Segment Open

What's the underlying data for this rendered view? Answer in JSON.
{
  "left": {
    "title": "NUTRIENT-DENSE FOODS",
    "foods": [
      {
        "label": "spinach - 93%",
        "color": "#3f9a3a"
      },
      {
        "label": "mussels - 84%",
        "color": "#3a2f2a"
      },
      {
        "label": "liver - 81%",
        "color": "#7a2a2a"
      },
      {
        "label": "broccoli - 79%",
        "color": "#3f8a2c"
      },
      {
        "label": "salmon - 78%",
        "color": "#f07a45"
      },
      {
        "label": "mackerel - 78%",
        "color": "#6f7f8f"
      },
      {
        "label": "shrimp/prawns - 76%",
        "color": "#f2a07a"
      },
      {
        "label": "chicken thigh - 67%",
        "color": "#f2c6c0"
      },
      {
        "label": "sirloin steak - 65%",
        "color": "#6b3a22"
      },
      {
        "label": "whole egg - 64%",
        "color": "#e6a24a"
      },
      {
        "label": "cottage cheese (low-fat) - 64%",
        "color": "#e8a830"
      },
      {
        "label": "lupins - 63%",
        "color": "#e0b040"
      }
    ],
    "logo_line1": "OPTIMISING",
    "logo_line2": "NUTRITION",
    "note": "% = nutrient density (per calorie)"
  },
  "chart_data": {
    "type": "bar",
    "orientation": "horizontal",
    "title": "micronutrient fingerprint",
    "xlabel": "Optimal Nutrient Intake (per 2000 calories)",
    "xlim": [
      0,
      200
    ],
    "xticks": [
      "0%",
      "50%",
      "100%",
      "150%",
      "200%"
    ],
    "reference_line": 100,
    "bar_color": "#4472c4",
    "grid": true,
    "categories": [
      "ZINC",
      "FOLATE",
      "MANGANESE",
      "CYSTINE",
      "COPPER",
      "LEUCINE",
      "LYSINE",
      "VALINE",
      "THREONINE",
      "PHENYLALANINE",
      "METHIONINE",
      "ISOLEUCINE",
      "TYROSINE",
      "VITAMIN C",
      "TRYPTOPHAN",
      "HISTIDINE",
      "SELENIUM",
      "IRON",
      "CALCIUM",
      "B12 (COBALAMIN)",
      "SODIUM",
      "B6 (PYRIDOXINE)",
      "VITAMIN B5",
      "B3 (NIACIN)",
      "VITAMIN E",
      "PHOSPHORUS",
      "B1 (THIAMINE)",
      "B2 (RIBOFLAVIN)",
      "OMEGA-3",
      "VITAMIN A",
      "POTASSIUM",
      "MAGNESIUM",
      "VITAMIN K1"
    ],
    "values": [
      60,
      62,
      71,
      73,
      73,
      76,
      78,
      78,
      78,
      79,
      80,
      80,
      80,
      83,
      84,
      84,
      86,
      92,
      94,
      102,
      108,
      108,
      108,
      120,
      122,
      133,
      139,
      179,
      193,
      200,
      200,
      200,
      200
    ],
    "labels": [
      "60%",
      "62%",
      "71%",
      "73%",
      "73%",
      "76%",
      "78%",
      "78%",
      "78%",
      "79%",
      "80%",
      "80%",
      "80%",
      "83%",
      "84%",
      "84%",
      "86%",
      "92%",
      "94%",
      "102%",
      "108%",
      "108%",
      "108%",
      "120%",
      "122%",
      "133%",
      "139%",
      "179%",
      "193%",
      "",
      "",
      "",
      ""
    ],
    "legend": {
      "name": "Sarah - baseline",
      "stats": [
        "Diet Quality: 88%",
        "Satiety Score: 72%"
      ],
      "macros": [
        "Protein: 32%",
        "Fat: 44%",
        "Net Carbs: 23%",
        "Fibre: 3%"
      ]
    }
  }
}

Segment Closed

*ASSIGNMENT*
Give every entry again, character for character.

*TASK SOLUTION*
What's the underlying data for this rendered view? Answer in JSON.
{
  "left": {
    "title": "NUTRIENT-DENSE FOODS",
    "foods": [
      {
        "label": "spinach - 93%",
        "color": "#3f9a3a"
      },
      {
        "label": "mussels - 84%",
        "color": "#3a2f2a"
      },
      {
        "label": "liver - 81%",
        "color": "#7a2a2a"
      },
      {
        "label": "broccoli - 79%",
        "color": "#3f8a2c"
      },
      {
        "label": "salmon - 78%",
        "color": "#f07a45"
      },
      {
        "label": "mackerel - 78%",
        "color": "#6f7f8f"
      },
      {
        "label": "shrimp/prawns - 76%",
        "color": "#f2a07a"
      },
      {
        "label": "chicken thigh - 67%",
        "color": "#f2c6c0"
      },
      {
        "label": "sirloin steak - 65%",
        "color": "#6b3a22"
      },
      {
        "label": "whole egg - 64%",
        "color": "#e6a24a"
      },
      {
        "label": "cottage cheese (low-fat) - 64%",
        "color": "#e8a830"
      },
      {
        "label": "lupins - 63%",
        "color": "#e0b040"
      }
    ],
    "logo_line1": "OPTIMISING",
    "logo_line2": "NUTRITION",
    "note": "% = nutrient density (per calorie)"
  },
  "chart_data": {
    "type": "bar",
    "orientation": "horizontal",
    "title": "micronutrient fingerprint",
    "xlabel": "Optimal Nutrient Intake (per 2000 calories)",
    "xlim": [
      0,
      200
    ],
    "xticks": [
      "0%",
      "50%",
      "100%",
      "150%",
      "200%"
    ],
    "reference_line": 100,
    "bar_color": "#4472c4",
    "grid": true,
    "categories": [
      "ZINC",
      "FOLATE",
      "MANGANESE",
      "CYSTINE",
      "COPPER",
      "LEUCINE",
      "LYSINE",
      "VALINE",
      "THREONINE",
      "PHENYLALANINE",
      "METHIONINE",
      "ISOLEUCINE",
      "TYROSINE",
      "VITAMIN C",
      "TRYPTOPHAN",
      "HISTIDINE",
      "SELENIUM",
      "IRON",
      "CALCIUM",
      "B12 (COBALAMIN)",
      "SODIUM",
      "B6 (PYRIDOXINE)",
      "VITAMIN B5",
      "B3 (NIACIN)",
      "VITAMIN E",
      "PHOSPHORUS",
      "B1 (THIAMINE)",
      "B2 (RIBOFLAVIN)",
      "OMEGA-3",
      "VITAMIN A",
      "POTASSIUM",
      "MAGNESIUM",
      "VITAMIN K1"
    ],
    "values": [
      60,
      62,
      71,
      73,
      73,
      76,
      78,
      78,
      78,
      79,
      80,
      80,
      80,
      83,
      84,
      84,
      86,
      92,
      94,
      102,
      108,
      108,
      108,
      120,
      122,
      133,
      139,
      179,
      193,
      200,
      200,
      200,
      200
    ],
    "labels": [
      "60%",
      "62%",
      "71%",
      "73%",
      "73%",
      "76%",
      "78%",
      "78%",
      "78%",
      "79%",
      "80%",
      "80%",
      "80%",
      "83%",
      "84%",
      "84%",
      "86%",
      "92%",
      "94%",
      "102%",
      "108%",
      "108%",
      "108%",
      "120%",
      "122%",
      "133%",
      "139%",
      "179%",
      "193%",
      "",
      "",
      "",
      ""
    ],
    "legend": {
      "name": "Sarah - baseline",
      "stats": [
        "Diet Quality: 88%",
        "Satiety Score: 72%"
      ],
      "macros": [
        "Protein: 32%",
        "Fat: 44%",
        "Net Carbs: 23%",
        "Fibre: 3%"
      ]
    }
  }
}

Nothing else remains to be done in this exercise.